▸ **TASK**: Below is a set of records; restate each one word for word.

►

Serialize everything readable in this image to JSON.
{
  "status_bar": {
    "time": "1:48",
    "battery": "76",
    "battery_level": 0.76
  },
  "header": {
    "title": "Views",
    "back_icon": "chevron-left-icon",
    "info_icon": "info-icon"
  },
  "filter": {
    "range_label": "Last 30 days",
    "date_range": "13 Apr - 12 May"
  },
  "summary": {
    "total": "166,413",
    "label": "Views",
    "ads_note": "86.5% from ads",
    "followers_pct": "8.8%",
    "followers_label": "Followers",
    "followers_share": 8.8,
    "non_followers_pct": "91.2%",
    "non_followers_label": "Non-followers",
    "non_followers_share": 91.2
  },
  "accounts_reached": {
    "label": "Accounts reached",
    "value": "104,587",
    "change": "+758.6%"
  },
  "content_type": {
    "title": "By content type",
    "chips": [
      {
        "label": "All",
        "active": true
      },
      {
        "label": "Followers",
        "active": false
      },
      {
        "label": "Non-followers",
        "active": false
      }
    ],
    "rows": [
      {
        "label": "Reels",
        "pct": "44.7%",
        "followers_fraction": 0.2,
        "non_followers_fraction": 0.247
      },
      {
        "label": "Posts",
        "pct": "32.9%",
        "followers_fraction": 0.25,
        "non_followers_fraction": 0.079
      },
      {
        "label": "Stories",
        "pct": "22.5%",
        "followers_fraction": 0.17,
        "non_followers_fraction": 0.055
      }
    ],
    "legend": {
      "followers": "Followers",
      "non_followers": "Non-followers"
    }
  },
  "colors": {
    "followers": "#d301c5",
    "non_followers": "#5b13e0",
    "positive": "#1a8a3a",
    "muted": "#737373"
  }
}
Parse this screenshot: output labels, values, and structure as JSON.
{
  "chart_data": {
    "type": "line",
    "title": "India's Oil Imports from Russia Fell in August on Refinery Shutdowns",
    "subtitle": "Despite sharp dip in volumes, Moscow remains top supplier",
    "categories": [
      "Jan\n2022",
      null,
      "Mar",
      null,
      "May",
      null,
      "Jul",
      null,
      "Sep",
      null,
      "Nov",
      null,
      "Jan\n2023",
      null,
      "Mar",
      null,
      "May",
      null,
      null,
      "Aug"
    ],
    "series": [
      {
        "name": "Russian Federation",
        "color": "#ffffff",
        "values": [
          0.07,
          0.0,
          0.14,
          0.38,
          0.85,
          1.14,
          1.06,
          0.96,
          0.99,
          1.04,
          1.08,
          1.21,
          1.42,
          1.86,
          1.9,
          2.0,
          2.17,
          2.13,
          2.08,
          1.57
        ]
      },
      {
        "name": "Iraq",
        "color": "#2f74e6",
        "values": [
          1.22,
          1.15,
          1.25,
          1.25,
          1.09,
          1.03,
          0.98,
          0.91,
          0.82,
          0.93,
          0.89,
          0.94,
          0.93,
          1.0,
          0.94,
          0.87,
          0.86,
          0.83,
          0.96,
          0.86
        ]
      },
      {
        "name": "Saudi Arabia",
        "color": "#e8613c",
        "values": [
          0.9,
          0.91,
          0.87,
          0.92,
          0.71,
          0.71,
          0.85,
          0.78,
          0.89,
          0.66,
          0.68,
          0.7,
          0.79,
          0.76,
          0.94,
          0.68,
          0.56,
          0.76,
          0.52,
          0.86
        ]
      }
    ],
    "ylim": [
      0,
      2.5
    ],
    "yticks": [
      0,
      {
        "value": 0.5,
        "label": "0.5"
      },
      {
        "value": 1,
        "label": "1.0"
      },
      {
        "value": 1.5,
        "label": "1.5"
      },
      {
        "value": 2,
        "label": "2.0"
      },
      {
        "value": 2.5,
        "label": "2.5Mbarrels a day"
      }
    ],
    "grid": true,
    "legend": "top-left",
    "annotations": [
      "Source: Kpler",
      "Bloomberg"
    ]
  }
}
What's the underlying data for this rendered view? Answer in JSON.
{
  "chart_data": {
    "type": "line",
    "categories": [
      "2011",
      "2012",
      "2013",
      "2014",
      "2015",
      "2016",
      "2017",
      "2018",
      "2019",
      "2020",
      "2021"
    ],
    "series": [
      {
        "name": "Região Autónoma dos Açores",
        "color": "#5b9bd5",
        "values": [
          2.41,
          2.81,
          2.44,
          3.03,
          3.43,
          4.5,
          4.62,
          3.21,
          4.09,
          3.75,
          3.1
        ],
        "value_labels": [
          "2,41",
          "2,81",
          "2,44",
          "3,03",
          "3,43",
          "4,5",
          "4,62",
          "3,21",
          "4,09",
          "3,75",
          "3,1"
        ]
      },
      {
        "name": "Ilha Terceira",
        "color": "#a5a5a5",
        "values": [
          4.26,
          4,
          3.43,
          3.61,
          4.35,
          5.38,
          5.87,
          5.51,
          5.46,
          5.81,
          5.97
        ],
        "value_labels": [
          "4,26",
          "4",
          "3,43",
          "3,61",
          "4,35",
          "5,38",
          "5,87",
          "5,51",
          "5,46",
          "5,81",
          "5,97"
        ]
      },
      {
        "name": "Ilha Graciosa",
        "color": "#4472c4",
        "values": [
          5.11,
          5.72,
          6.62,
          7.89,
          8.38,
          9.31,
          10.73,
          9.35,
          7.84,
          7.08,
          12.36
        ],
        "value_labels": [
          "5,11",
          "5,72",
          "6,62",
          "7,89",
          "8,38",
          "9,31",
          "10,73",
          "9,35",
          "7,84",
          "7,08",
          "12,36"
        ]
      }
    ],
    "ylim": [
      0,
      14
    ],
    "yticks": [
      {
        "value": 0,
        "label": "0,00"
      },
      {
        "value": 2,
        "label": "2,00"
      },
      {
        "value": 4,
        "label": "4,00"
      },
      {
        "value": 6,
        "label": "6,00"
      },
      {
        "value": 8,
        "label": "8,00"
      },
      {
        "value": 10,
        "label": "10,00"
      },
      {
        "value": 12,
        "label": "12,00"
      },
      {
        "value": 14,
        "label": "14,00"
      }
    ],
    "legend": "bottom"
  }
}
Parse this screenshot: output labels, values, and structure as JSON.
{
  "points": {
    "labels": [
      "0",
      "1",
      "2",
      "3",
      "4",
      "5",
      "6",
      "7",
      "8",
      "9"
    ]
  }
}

◄

▸ **RESULT OF THE TASK**:
Serialize everything readable in this image to JSON.
{
  "status_bar": {
    "time": "1:48",
    "battery": "76",
    "battery_level": 0.76
  },
  "header": {
    "title": "Views",
    "back_icon": "chevron-left-icon",
    "info_icon": "info-icon"
  },
  "filter": {
    "range_label": "Last 30 days",
    "date_range": "13 Apr - 12 May"
  },
  "summary": {
    "total": "166,413",
    "label": "Views",
    "ads_note": "86.5% from ads",
    "followers_pct": "8.8%",
    "followers_label": "Followers",
    "followers_share": 8.8,
    "non_followers_pct": "91.2%",
    "non_followers_label": "Non-followers",
    "non_followers_share": 91.2
  },
  "accounts_reached": {
    "label": "Accounts reached",
    "value": "104,587",
    "change": "+758.6%"
  },
  "content_type": {
    "title": "By content type",
    "chips": [
      {
        "label": "All",
        "active": true
      },
      {
        "label": "Followers",
        "active": false
      },
      {
        "label": "Non-followers",
        "active": false
      }
    ],
    "rows": [
      {
        "label": "Reels",
        "pct": "44.7%",
        "followers_fraction": 0.2,
        "non_followers_fraction": 0.247
      },
      {
        "label": "Posts",
        "pct": "32.9%",
        "followers_fraction": 0.25,
        "non_followers_fraction": 0.079
      },
      {
        "label": "Stories",
        "pct": "22.5%",
        "followers_fraction": 0.17,
        "non_followers_fraction": 0.055
      }
    ],
    "legend": {
      "followers": "Followers",
      "non_followers": "Non-followers"
    }
  },
  "colors": {
    "followers": "#d301c5",
    "non_followers": "#5b13e0",
    "positive": "#1a8a3a",
    "muted": "#737373"
  }
}
Parse this screenshot: output labels, values, and structure as JSON.
{
  "chart_data": {
    "type": "line",
    "title": "India's Oil Imports from Russia Fell in August on Refinery Shutdowns",
    "subtitle": "Despite sharp dip in volumes, Moscow remains top supplier",
    "categories": [
      "Jan\n2022",
      null,
      "Mar",
      null,
      "May",
      null,
      "Jul",
      null,
      "Sep",
      null,
      "Nov",
      null,
      "Jan\n2023",
      null,
      "Mar",
      null,
      "May",
      null,
      null,
      "Aug"
    ],
    "series": [
      {
        "name": "Russian Federation",
        "color": "#ffffff",
        "values": [
          0.07,
          0.0,
          0.14,
          0.38,
          0.85,
          1.14,
          1.06,
          0.96,
          0.99,
          1.04,
          1.08,
          1.21,
          1.42,
          1.86,
          1.9,
          2.0,
          2.17,
          2.13,
          2.08,
          1.57
        ]
      },
      {
        "name": "Iraq",
        "color": "#2f74e6",
        "values": [
          1.22,
          1.15,
          1.25,
          1.25,
          1.09,
          1.03,
          0.98,
          0.91,
          0.82,
          0.93,
          0.89,
          0.94,
          0.93,
          1.0,
          0.94,
          0.87,
          0.86,
          0.83,
          0.96,
          0.86
        ]
      },
      {
        "name": "Saudi Arabia",
        "color": "#e8613c",
        "values": [
          0.9,
          0.91,
          0.87,
          0.92,
          0.71,
          0.71,
          0.85,
          0.78,
          0.89,
          0.66,
          0.68,
          0.7,
          0.79,
          0.76,
          0.94,
          0.68,
          0.56,
          0.76,
          0.52,
          0.86
        ]
      }
    ],
    "ylim": [
      0,
      2.5
    ],
    "yticks": [
      0,
      {
        "value": 0.5,
        "label": "0.5"
      },
      {
        "value": 1,
        "label": "1.0"
      },
      {
        "value": 1.5,
        "label": "1.5"
      },
      {
        "value": 2,
        "label": "2.0"
      },
      {
        "value": 2.5,
        "label": "2.5Mbarrels a day"
      }
    ],
    "grid": true,
    "legend": "top-left",
    "annotations": [
      "Source: Kpler",
      "Bloomberg"
    ]
  }
}
What's the underlying data for this rendered view? Answer in JSON.
{
  "chart_data": {
    "type": "line",
    "categories": [
      "2011",
      "2012",
      "2013",
      "2014",
      "2015",
      "2016",
      "2017",
      "2018",
      "2019",
      "2020",
      "2021"
    ],
    "series": [
      {
        "name": "Região Autónoma dos Açores",
        "color": "#5b9bd5",
        "values": [
          2.41,
          2.81,
          2.44,
          3.03,
          3.43,
          4.5,
          4.62,
          3.21,
          4.09,
          3.75,
          3.1
        ],
        "value_labels": [
          "2,41",
          "2,81",
          "2,44",
          "3,03",
          "3,43",
          "4,5",
          "4,62",
          "3,21",
          "4,09",
          "3,75",
          "3,1"
        ]
      },
      {
        "name": "Ilha Terceira",
        "color": "#a5a5a5",
        "values": [
          4.26,
          4,
          3.43,
          3.61,
          4.35,
          5.38,
          5.87,
          5.51,
          5.46,
          5.81,
          5.97
        ],
        "value_labels": [
          "4,26",
          "4",
          "3,43",
          "3,61",
          "4,35",
          "5,38",
          "5,87",
          "5,51",
          "5,46",
          "5,81",
          "5,97"
        ]
      },
      {
        "name": "Ilha Graciosa",
        "color": "#4472c4",
        "values": [
          5.11,
          5.72,
          6.62,
          7.89,
          8.38,
          9.31,
          10.73,
          9.35,
          7.84,
          7.08,
          12.36
        ],
        "value_labels": [
          "5,11",
          "5,72",
          "6,62",
          "7,89",
          "8,38",
          "9,31",
          "10,73",
          "9,35",
          "7,84",
          "7,08",
          "12,36"
        ]
      }
    ],
    "ylim": [
      0,
      14
    ],
    "yticks": [
      {
        "value": 0,
        "label": "0,00"
      },
      {
        "value": 2,
        "label": "2,00"
      },
      {
        "value": 4,
        "label": "4,00"
      },
      {
        "value": 6,
        "label": "6,00"
      },
      {
        "value": 8,
        "label": "8,00"
      },
      {
        "value": 10,
        "label": "10,00"
      },
      {
        "value": 12,
        "label": "12,00"
      },
      {
        "value": 14,
        "label": "14,00"
      }
    ],
    "legend": "bottom"
  }
}
Parse this screenshot: output labels, values, and structure as JSON.
{
  "points": {
    "labels": [
      "0",
      "1",
      "2",
      "3",
      "4",
      "5",
      "6",
      "7",
      "8",
      "9"
    ]
  }
}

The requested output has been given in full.